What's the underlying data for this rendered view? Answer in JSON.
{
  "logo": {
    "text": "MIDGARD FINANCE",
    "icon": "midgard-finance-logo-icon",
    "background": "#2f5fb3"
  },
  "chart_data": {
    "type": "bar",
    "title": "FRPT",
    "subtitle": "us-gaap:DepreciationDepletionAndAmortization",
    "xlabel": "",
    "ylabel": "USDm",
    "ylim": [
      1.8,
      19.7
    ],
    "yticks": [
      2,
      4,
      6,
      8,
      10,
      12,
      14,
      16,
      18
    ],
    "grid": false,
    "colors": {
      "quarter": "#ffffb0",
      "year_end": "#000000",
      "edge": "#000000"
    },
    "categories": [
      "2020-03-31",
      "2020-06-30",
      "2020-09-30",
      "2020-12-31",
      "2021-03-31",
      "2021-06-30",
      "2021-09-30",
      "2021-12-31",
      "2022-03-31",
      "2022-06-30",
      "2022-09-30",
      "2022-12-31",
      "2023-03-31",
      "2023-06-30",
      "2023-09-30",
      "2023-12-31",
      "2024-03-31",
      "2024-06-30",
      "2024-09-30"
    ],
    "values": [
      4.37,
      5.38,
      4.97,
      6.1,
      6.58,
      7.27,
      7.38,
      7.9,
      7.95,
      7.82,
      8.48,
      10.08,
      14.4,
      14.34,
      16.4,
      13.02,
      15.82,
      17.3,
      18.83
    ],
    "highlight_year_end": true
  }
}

# # # #

Output all of the data above without any alteration.

• Solution below:
What's the underlying data for this rendered view? Answer in JSON.
{
  "logo": {
    "text": "MIDGARD FINANCE",
    "icon": "midgard-finance-logo-icon",
    "background": "#2f5fb3"
  },
  "chart_data": {
    "type": "bar",
    "title": "FRPT",
    "subtitle": "us-gaap:DepreciationDepletionAndAmortization",
    "xlabel": "",
    "ylabel": "USDm",
    "ylim": [
      1.8,
      19.7
    ],
    "yticks": [
      2,
      4,
      6,
      8,
      10,
      12,
      14,
      16,
      18
    ],
    "grid": false,
    "colors": {
      "quarter": "#ffffb0",
      "year_end": "#000000",
      "edge": "#000000"
    },
    "categories": [
      "2020-03-31",
      "2020-06-30",
      "2020-09-30",
      "2020-12-31",
      "2021-03-31",
      "2021-06-30",
      "2021-09-30",
      "2021-12-31",
      "2022-03-31",
      "2022-06-30",
      "2022-09-30",
      "2022-12-31",
      "2023-03-31",
      "2023-06-30",
      "2023-09-30",
      "2023-12-31",
      "2024-03-31",
      "2024-06-30",
      "2024-09-30"
    ],
    "values": [
      4.37,
      5.38,
      4.97,
      6.1,
      6.58,
      7.27,
      7.38,
      7.9,
      7.95,
      7.82,
      8.48,
      10.08,
      14.4,
      14.34,
      16.4,
      13.02,
      15.82,
      17.3,
      18.83
    ],
    "highlight_year_end": true
  }
}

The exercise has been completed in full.